EXERCISE: State how many lines hold the string "Font". Give the number and nothing else.

········

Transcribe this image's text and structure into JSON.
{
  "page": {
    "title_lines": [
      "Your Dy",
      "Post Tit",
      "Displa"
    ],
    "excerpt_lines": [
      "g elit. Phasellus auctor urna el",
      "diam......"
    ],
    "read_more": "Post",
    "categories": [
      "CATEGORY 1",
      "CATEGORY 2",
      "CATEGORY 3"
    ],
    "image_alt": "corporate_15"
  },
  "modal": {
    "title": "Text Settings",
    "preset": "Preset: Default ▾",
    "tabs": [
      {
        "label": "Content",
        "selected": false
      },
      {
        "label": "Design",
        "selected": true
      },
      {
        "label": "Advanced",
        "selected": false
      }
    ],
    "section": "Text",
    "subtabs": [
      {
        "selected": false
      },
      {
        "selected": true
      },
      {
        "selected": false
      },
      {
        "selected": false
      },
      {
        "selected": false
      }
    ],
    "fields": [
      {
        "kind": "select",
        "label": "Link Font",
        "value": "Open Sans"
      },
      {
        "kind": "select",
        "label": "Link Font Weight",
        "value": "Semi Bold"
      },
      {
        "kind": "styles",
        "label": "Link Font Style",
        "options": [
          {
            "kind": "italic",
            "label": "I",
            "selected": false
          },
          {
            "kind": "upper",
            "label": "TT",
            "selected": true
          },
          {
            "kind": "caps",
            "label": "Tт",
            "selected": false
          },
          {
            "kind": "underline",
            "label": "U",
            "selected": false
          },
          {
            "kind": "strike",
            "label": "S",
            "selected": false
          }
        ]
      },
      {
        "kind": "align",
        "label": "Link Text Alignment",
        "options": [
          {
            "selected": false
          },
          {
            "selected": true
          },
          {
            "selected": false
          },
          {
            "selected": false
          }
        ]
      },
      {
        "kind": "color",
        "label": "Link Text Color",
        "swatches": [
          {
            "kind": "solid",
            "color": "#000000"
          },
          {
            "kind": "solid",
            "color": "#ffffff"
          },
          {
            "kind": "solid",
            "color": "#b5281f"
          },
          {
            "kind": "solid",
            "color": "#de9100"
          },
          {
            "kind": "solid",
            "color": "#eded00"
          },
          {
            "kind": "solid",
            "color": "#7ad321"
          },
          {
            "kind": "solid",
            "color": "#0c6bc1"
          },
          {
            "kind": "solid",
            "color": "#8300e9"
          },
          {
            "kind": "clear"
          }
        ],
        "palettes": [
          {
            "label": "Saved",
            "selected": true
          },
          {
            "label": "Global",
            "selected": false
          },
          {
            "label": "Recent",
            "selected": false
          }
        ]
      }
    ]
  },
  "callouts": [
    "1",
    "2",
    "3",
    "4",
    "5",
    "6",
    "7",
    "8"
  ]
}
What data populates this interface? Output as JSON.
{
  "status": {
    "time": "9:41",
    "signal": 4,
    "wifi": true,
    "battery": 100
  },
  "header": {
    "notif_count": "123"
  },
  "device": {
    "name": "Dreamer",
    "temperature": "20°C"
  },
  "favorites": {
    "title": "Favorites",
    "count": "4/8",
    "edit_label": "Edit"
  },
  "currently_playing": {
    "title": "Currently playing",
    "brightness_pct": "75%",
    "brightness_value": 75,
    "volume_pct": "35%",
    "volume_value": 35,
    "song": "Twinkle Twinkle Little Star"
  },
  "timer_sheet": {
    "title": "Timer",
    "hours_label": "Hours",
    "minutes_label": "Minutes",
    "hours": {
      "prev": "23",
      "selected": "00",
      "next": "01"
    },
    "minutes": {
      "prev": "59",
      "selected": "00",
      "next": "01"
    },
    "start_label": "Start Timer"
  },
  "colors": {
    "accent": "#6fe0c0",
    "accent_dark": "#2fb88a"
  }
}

········

COMPLETE ANSWER: 3